Challenge => Please extract every line of the records below and reproduce each one without any change.

Source material =>
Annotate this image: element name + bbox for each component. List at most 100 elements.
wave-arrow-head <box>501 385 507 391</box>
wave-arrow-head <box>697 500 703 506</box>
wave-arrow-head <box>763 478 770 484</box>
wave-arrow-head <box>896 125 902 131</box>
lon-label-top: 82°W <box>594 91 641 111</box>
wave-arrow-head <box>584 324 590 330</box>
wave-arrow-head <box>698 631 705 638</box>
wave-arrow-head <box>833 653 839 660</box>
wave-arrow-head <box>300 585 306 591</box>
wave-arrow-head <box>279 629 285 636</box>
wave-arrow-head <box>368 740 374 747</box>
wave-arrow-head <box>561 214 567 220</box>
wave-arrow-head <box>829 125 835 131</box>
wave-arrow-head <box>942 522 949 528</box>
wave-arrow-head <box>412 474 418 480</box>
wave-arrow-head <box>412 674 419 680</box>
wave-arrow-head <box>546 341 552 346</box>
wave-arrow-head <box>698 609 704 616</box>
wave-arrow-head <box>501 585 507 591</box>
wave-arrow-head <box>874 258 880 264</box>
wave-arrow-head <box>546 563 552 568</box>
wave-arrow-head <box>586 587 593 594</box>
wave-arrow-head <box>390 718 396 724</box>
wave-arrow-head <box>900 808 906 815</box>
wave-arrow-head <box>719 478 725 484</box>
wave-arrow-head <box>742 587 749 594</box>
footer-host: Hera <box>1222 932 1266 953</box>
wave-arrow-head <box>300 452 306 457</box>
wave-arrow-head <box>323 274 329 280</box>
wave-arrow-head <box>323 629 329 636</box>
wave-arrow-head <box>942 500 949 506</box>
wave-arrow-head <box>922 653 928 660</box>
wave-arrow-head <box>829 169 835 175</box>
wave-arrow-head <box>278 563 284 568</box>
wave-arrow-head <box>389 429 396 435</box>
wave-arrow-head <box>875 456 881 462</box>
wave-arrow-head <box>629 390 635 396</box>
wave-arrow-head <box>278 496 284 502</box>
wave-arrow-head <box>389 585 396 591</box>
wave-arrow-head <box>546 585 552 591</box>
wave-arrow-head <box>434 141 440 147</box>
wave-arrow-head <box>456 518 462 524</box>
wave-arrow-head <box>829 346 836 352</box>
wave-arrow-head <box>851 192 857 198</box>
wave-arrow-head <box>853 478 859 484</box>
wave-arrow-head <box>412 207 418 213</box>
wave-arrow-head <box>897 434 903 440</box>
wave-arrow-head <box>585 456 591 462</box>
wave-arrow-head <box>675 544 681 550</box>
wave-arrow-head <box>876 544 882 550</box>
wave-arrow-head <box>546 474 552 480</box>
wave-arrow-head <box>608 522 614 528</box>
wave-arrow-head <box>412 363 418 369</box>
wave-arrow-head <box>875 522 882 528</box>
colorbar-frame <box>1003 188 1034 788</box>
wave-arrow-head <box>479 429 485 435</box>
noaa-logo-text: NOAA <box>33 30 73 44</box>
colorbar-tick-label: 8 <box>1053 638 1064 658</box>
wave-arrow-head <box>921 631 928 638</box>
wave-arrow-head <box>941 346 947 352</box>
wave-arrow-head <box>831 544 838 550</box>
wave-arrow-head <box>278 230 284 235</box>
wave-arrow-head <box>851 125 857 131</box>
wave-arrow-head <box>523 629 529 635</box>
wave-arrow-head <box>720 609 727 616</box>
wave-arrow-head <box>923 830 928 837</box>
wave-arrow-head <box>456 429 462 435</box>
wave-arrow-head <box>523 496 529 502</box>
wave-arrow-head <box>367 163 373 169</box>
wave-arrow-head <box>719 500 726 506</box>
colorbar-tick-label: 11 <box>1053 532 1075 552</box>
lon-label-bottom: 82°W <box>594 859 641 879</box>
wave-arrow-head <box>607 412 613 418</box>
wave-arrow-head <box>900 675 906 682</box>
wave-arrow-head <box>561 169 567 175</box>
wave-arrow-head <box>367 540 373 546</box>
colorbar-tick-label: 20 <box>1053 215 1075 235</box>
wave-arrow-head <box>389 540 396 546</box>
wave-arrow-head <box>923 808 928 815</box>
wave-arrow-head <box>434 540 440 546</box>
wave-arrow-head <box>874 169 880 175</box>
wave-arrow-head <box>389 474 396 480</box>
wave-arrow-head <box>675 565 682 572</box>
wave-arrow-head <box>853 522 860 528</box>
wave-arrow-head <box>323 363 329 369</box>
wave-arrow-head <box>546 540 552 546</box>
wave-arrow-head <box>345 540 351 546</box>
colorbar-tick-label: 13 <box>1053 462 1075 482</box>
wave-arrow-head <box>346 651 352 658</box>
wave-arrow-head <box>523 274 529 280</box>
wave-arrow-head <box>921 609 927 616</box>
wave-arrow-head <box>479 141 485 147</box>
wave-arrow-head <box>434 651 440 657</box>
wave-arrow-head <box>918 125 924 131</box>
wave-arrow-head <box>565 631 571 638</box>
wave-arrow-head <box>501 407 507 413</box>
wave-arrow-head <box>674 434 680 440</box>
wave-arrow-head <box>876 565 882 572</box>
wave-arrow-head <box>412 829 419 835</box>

Expected answer =>
Annotate this image: element name + bbox for each component. List at most 100 elements.
wave-arrow-head <box>501 385 507 391</box>
wave-arrow-head <box>697 500 703 506</box>
wave-arrow-head <box>763 478 770 484</box>
wave-arrow-head <box>896 125 902 131</box>
lon-label-top: 82°W <box>594 91 641 111</box>
wave-arrow-head <box>584 324 590 330</box>
wave-arrow-head <box>698 631 705 638</box>
wave-arrow-head <box>833 653 839 660</box>
wave-arrow-head <box>300 585 306 591</box>
wave-arrow-head <box>279 629 285 636</box>
wave-arrow-head <box>368 740 374 747</box>
wave-arrow-head <box>561 214 567 220</box>
wave-arrow-head <box>829 125 835 131</box>
wave-arrow-head <box>942 522 949 528</box>
wave-arrow-head <box>412 474 418 480</box>
wave-arrow-head <box>412 674 419 680</box>
wave-arrow-head <box>546 341 552 346</box>
wave-arrow-head <box>698 609 704 616</box>
wave-arrow-head <box>501 585 507 591</box>
wave-arrow-head <box>874 258 880 264</box>
wave-arrow-head <box>546 563 552 568</box>
wave-arrow-head <box>586 587 593 594</box>
wave-arrow-head <box>390 718 396 724</box>
wave-arrow-head <box>900 808 906 815</box>
wave-arrow-head <box>719 478 725 484</box>
wave-arrow-head <box>742 587 749 594</box>
footer-host: Hera <box>1222 932 1266 953</box>
wave-arrow-head <box>300 452 306 457</box>
wave-arrow-head <box>323 274 329 280</box>
wave-arrow-head <box>323 629 329 636</box>
wave-arrow-head <box>942 500 949 506</box>
wave-arrow-head <box>922 653 928 660</box>
wave-arrow-head <box>829 169 835 175</box>
wave-arrow-head <box>278 563 284 568</box>
wave-arrow-head <box>389 429 396 435</box>
wave-arrow-head <box>875 456 881 462</box>
wave-arrow-head <box>629 390 635 396</box>
wave-arrow-head <box>278 496 284 502</box>
wave-arrow-head <box>389 585 396 591</box>
wave-arrow-head <box>546 585 552 591</box>
wave-arrow-head <box>434 141 440 147</box>
wave-arrow-head <box>456 518 462 524</box>
wave-arrow-head <box>829 346 836 352</box>
wave-arrow-head <box>851 192 857 198</box>
wave-arrow-head <box>853 478 859 484</box>
wave-arrow-head <box>412 207 418 213</box>
wave-arrow-head <box>897 434 903 440</box>
wave-arrow-head <box>585 456 591 462</box>
wave-arrow-head <box>675 544 681 550</box>
wave-arrow-head <box>876 544 882 550</box>
wave-arrow-head <box>546 474 552 480</box>
wave-arrow-head <box>608 522 614 528</box>
wave-arrow-head <box>412 363 418 369</box>
wave-arrow-head <box>875 522 882 528</box>
colorbar-frame <box>1003 188 1034 788</box>
wave-arrow-head <box>479 429 485 435</box>
noaa-logo-text: NOAA <box>33 30 73 44</box>
colorbar-tick-label: 8 <box>1053 638 1064 658</box>
wave-arrow-head <box>921 631 928 638</box>
wave-arrow-head <box>941 346 947 352</box>
wave-arrow-head <box>831 544 838 550</box>
wave-arrow-head <box>278 230 284 235</box>
wave-arrow-head <box>851 125 857 131</box>
wave-arrow-head <box>523 629 529 635</box>
wave-arrow-head <box>720 609 727 616</box>
wave-arrow-head <box>923 830 928 837</box>
wave-arrow-head <box>456 429 462 435</box>
wave-arrow-head <box>523 496 529 502</box>
wave-arrow-head <box>367 163 373 169</box>
wave-arrow-head <box>719 500 726 506</box>
colorbar-tick-label: 11 <box>1053 532 1075 552</box>
lon-label-bottom: 82°W <box>594 859 641 879</box>
wave-arrow-head <box>607 412 613 418</box>
wave-arrow-head <box>900 675 906 682</box>
wave-arrow-head <box>561 169 567 175</box>
wave-arrow-head <box>367 540 373 546</box>
colorbar-tick-label: 20 <box>1053 215 1075 235</box>
wave-arrow-head <box>389 540 396 546</box>
wave-arrow-head <box>923 808 928 815</box>
wave-arrow-head <box>434 540 440 546</box>
wave-arrow-head <box>874 169 880 175</box>
wave-arrow-head <box>389 474 396 480</box>
wave-arrow-head <box>675 565 682 572</box>
wave-arrow-head <box>853 522 860 528</box>
wave-arrow-head <box>323 363 329 369</box>
wave-arrow-head <box>546 540 552 546</box>
wave-arrow-head <box>345 540 351 546</box>
colorbar-tick-label: 13 <box>1053 462 1075 482</box>
wave-arrow-head <box>346 651 352 658</box>
wave-arrow-head <box>523 274 529 280</box>
wave-arrow-head <box>921 609 927 616</box>
wave-arrow-head <box>479 141 485 147</box>
wave-arrow-head <box>434 651 440 657</box>
wave-arrow-head <box>918 125 924 131</box>
wave-arrow-head <box>565 631 571 638</box>
wave-arrow-head <box>501 407 507 413</box>
wave-arrow-head <box>674 434 680 440</box>
wave-arrow-head <box>876 565 882 572</box>
wave-arrow-head <box>412 829 419 835</box>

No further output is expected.